** START OF Listing **
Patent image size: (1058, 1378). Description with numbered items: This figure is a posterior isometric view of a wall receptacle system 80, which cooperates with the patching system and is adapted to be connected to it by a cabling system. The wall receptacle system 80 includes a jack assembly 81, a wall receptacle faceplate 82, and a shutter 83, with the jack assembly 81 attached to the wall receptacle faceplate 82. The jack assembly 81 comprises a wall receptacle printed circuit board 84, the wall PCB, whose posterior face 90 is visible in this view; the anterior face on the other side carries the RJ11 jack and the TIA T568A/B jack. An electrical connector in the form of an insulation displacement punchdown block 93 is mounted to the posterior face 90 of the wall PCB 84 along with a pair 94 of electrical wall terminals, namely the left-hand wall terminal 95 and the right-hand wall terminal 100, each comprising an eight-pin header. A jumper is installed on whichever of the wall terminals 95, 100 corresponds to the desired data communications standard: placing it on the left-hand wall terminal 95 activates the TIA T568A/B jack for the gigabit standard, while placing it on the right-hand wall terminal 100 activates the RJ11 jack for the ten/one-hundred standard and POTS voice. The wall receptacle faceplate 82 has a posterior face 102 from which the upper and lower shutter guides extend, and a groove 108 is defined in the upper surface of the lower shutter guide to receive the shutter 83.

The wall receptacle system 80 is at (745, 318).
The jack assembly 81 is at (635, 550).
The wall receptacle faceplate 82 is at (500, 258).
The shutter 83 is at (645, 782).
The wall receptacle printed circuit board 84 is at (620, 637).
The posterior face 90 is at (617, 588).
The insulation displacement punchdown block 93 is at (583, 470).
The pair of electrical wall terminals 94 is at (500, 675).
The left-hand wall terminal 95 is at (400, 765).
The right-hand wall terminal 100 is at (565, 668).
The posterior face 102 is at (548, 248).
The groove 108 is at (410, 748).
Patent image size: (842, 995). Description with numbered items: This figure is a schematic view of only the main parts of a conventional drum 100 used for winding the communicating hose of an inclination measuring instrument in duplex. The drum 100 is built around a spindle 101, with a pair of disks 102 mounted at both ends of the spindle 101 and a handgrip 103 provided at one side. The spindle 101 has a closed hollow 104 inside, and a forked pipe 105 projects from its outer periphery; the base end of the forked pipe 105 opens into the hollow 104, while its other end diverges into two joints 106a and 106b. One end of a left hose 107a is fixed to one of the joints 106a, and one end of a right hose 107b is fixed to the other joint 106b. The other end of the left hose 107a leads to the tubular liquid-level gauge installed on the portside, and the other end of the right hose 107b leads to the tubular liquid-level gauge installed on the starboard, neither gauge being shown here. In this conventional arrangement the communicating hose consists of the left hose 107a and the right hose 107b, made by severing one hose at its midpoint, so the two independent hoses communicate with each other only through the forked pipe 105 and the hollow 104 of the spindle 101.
** END OF Listing **
## [Goal]
Reproduce the entire listing above again, word for word, with no changes.

## [Problem solution]
Patent image size: (1058, 1378). Description with numbered items: This figure is a posterior isometric view of a wall receptacle system 80, which cooperates with the patching system and is adapted to be connected to it by a cabling system. The wall receptacle system 80 includes a jack assembly 81, a wall receptacle faceplate 82, and a shutter 83, with the jack assembly 81 attached to the wall receptacle faceplate 82. The jack assembly 81 comprises a wall receptacle printed circuit board 84, the wall PCB, whose posterior face 90 is visible in this view; the anterior face on the other side carries the RJ11 jack and the TIA T568A/B jack. An electrical connector in the form of an insulation displacement punchdown block 93 is mounted to the posterior face 90 of the wall PCB 84 along with a pair 94 of electrical wall terminals, namely the left-hand wall terminal 95 and the right-hand wall terminal 100, each comprising an eight-pin header. A jumper is installed on whichever of the wall terminals 95, 100 corresponds to the desired data communications standard: placing it on the left-hand wall terminal 95 activates the TIA T568A/B jack for the gigabit standard, while placing it on the right-hand wall terminal 100 activates the RJ11 jack for the ten/one-hundred standard and POTS voice. The wall receptacle faceplate 82 has a posterior face 102 from which the upper and lower shutter guides extend, and a groove 108 is defined in the upper surface of the lower shutter guide to receive the shutter 83.

The wall receptacle system 80 is at (745, 318).
The jack assembly 81 is at (635, 550).
The wall receptacle faceplate 82 is at (500, 258).
The shutter 83 is at (645, 782).
The wall receptacle printed circuit board 84 is at (620, 637).
The posterior face 90 is at (617, 588).
The insulation displacement punchdown block 93 is at (583, 470).
The pair of electrical wall terminals 94 is at (500, 675).
The left-hand wall terminal 95 is at (400, 765).
The right-hand wall terminal 100 is at (565, 668).
The posterior face 102 is at (548, 248).
The groove 108 is at (410, 748).
Patent image size: (842, 995). Description with numbered items: This figure is a schematic view of only the main parts of a conventional drum 100 used for winding the communicating hose of an inclination measuring instrument in duplex. The drum 100 is built around a spindle 101, with a pair of disks 102 mounted at both ends of the spindle 101 and a handgrip 103 provided at one side. The spindle 101 has a closed hollow 104 inside, and a forked pipe 105 projects from its outer periphery; the base end of the forked pipe 105 opens into the hollow 104, while its other end diverges into two joints 106a and 106b. One end of a left hose 107a is fixed to one of the joints 106a, and one end of a right hose 107b is fixed to the other joint 106b. The other end of the left hose 107a leads to the tubular liquid-level gauge installed on the portside, and the other end of the right hose 107b leads to the tubular liquid-level gauge installed on the starboard, neither gauge being shown here. In this conventional arrangement the communicating hose consists of the left hose 107a and the right hose 107b, made by severing one hose at its midpoint, so the two independent hoses communicate with each other only through the forked pipe 105 and the hollow 104 of the spindle 101.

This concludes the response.